=== SUPPLIED DATA ===
%%

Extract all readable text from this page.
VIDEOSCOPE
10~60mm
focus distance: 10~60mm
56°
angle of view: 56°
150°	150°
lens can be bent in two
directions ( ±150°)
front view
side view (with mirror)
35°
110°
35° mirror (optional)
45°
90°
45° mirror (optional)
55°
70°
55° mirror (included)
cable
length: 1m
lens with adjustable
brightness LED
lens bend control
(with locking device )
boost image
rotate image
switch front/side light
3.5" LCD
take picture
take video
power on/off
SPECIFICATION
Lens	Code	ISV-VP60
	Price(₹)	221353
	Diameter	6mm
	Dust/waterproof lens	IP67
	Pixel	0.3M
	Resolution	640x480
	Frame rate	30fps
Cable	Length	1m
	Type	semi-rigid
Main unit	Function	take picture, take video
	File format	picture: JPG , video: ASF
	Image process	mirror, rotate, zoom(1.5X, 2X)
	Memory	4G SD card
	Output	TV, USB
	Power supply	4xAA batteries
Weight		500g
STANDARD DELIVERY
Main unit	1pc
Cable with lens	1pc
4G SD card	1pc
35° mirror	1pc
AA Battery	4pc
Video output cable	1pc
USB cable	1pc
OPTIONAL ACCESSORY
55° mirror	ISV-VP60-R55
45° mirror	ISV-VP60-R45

%%

=== WHAT IS REQUIRED ===
Copy out every line of the data that includes the word "with".

=== FULL SOLUTION ===
side view (with mirror)
lens with adjustable
(with locking device )
Cable with lens	1pc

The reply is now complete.